··· GIVEN PASSAGE ···

UNITED STATES DISTRICT COURT FOR THE MIDDLE DISTRICT OF GEORGIA ALBANY DIVISION
Aug 29, 2013
CASE NO.: 1:11-CV-128 (WLS) (M.D. Ga. Aug. 29, 2013)

Opinion

CASE NO.: 1:11-CV-128 (WLS)

08-29-2013

JULIA MCCOY, Plaintiff, v. FOREMOST INSURANCE COMPANY, Defendant.


ORDER

Presently pending before the Court is Defendant's Motion for Summary Judgment (Doc. 13). For the following reasons, Defendant's Motion for Summary Judgment (Doc. 13) is GRANTED.

I. PROCEDURAL HISTORY

On August 17, 2011, Plaintiff filed a Complaint in the Superior Court of Turner County, Georgia, alleging that Defendant Foremost Insurance Company wrongfully denied her claim for the loss of her home due to a fire. (Doc. 1-1 at 2-4.) Defendant removed the case to this Court on September 20, 2011, citing diversity between the parties and an amount in controversy in excess of $75,000. (Doc. 1.) On October 9, 2012, Defendant moved for summary judgment on Plaintiff's claim. (Doc. 13.) Plaintiff never filed a response in opposition to Defendant's Motion for Summary Judgment. (See Docket.) Accordingly, the briefing for Defendant's Motion for Summary Judgment has concluded, and the Court finds that Defendant's Motion for Summary Judgment is ripe for review.

II. Summary Judgment Standard

A. Federal Rule of Civil Procedure 56

Pursuant to Federal Rule of Civil Procedure 56, summary judgment is proper "if the pleadings, depositions, answers to interrogatories, and admissions on file, together with the affidavits, if any, show that there is no genuine issue as to any material fact and that the moving party is entitled to judgment as a matter of law." Celotex Corp. v. Catrett, 477 U.S. 317, 322 (1986). An issue is "genuine" if the quantum and quality of proof necessary to support liability under the claim is raised. Allen v. Tyson Foods, 121 F.3d 642, 646 (11th Cir. 1997). A fact is "material" if it hinges on the substantive law at issue and it might affect the outcome of the nonmoving party's claim. Anderson v. Liberty Lobby, 477 U.S. 242, 248 (1986); see also Allen, 121 F.3d at 646. A judgment is appropriate "as a matter of law" when the nonmoving party has failed to meet its burden of persuading the Court on an essential element of the claim. See Cleveland v. Policy Management Sys. Corp., 526 U.S. 795, 804 (1999); Celetox, 477 U.S. at 323.

··· GIVEN ENTRIES ···

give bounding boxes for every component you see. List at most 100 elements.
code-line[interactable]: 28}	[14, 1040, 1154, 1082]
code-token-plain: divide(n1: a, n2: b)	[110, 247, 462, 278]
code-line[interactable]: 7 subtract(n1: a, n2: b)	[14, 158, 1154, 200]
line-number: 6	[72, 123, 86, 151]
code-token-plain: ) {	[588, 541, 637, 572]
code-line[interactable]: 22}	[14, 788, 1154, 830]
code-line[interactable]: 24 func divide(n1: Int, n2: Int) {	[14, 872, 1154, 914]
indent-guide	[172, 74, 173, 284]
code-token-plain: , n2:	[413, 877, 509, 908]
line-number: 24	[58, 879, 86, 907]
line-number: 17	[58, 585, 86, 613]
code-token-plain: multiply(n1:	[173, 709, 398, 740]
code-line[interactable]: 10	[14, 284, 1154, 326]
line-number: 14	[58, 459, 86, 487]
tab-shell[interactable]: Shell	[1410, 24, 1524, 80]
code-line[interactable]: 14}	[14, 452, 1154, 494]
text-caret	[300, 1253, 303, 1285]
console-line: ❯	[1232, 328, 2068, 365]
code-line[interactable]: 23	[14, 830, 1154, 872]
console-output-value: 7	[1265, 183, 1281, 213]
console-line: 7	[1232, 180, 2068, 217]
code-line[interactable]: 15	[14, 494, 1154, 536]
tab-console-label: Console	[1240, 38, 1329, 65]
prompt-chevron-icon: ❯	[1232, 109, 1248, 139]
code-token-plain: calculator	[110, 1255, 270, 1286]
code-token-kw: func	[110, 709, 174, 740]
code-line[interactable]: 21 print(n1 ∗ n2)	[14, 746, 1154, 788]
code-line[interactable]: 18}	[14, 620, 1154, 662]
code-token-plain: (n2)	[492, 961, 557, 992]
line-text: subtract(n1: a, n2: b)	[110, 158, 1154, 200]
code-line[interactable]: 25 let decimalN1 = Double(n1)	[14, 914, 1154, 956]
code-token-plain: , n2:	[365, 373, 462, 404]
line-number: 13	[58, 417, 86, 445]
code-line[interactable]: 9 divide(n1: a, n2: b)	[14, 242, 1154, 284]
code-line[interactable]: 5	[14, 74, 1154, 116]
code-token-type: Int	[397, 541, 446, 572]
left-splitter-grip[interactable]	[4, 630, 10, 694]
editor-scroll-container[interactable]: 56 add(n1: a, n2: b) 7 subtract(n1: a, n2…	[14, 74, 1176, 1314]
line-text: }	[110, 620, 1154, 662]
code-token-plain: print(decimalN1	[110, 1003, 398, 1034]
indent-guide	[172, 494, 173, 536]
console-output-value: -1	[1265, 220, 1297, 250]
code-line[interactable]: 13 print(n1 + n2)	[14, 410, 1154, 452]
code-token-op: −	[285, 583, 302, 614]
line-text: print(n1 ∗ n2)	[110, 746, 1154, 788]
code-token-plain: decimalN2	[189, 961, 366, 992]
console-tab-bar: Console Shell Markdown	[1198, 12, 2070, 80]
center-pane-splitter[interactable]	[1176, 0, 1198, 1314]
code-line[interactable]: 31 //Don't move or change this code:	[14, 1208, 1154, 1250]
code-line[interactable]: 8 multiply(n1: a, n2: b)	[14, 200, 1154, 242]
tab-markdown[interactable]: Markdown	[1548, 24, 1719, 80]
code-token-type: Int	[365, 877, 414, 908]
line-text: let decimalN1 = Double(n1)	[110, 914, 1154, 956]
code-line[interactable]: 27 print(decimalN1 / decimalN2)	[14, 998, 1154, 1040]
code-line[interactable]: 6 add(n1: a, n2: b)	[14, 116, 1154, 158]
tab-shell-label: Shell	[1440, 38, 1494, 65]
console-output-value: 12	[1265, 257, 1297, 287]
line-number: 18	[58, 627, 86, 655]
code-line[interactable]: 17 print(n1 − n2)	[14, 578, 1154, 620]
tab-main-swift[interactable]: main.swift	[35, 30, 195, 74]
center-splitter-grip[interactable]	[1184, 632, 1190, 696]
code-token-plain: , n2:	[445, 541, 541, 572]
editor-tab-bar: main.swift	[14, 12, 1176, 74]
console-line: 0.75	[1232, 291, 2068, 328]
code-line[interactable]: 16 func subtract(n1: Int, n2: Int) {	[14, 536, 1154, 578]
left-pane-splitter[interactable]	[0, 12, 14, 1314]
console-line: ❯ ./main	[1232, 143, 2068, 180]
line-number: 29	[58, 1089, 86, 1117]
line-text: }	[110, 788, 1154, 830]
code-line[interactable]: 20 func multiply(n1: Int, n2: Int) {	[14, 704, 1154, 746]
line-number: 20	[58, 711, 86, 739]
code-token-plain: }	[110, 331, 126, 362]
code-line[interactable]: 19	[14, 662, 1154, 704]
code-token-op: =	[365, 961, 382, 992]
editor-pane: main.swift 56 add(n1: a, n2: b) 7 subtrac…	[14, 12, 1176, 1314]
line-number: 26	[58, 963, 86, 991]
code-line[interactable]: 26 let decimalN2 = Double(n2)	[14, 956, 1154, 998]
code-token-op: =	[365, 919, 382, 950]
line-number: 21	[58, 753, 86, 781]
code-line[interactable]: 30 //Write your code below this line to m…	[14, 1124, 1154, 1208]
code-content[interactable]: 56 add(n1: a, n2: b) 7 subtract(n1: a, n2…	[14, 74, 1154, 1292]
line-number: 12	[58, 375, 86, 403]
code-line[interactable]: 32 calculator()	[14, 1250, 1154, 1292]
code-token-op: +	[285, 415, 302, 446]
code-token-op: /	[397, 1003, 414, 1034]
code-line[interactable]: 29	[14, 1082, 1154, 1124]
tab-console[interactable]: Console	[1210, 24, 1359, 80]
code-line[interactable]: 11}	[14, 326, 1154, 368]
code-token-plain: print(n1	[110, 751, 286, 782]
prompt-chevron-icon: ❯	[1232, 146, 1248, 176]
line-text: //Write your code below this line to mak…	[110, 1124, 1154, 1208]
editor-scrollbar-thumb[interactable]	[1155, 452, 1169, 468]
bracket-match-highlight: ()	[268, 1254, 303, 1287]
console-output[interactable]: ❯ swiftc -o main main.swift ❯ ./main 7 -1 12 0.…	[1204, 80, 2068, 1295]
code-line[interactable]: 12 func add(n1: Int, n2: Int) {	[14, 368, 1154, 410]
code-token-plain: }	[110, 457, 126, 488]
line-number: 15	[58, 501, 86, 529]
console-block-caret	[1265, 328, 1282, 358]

···

YOUR GOAL
Carry on the court order on the insurance fire claim from the point where it stops. The rows have no connection to the court order.

FINAL RESULT
The movant bears the initial burden of showing that there is no genuine issue of material fact. See Celotex, 477 U.S. at 323. The movant can meet this burden by presenting evidence showing there is no dispute of material fact or by showing or pointing out to the district court that the nonmoving party has failed to present evidence in support of some element of its case on which it bears the ultimate burden of proof. See id. at 322-24. Once the movant has met its burden, the nonmoving party is required "to go beyond the pleadings" and identify "specific facts showing that there is a genuine issue for trial." Id. at 324. To avoid summary judgment, the nonmoving party must do more than summarily deny the allegations or 'show that there is some metaphysical doubt as to the material facts." Matsuhita Elec. Indus. Co. v. Zenith Radio Corp., 475 U.S. 574, 586 (1986).

On a motion for summary judgment, the Court must view all the evidence and all factual inferences drawn therefrom in the light most favorable to the nonmoving party and determine whether that evidence could reasonably sustain a jury verdict. See Celotex, 477 U.S. at 322-23; Allen, 121 F.3d at 646. However, the Court must grant summary judgment if there is no genuine issue of material fact and the movant is entitled to summary judgment as a matter of law. Fed. R. Civ. P. 56(c).

B. Local Rule 56

Local Rule 56 requires the following from a respondent to a motion for summary judgment:

The respondent to a motion for summary judgment shall attach to the response a separate and concise statement of material facts, numbered separately, to which the respondent contends there exists a genuine issue to be tried. Response shall be made to each of the movant's numbered material facts. All material facts contained in the moving party's statement which are not specifically controverted by the respondent in respondent's statement shall be deemed to have been admitted, unless otherwise inappropriate. M.D. Ga. R. 56.
Here, Defendant properly filed a summary judgment along with a statement of undisputed facts, as is required by the Federal Rules of Civil Procedure and the Local Rules of this Court. (See Docs. 13, 13-1.) Plaintiff filed neither a response in opposition nor the required responsive statement of facts. Therefore, because Plaintiff failed to properly dispute Defendant's material facts as is required by the Local Rules, all of Defendant's material facts provided in its Statement of Material Facts (Doc. 13-1) are deemed admitted by operation of Local Rule 56. Although the Court is nevertheless required to make an independent review of the record before deciding Defendant's Motion for Summary Judgment, see United States v. Delbridge, No. 1:06-cv-110, 2008 WL 1869867, at *3 (M.D. Ga. Feb. 22, 2008) (WLS) (concluding that Eleventh Circuit precedent does not allow a district court to grant a summary judgment based on default), it must be noted, however, that "[t]here is no burden upon the district court to distill every potential argument that could be made based upon the materials before it on summary judgment." Resolution Trust Corp. v. Dunmar Corp., 43 F.3d 587, 599 (11th Cir. 1995).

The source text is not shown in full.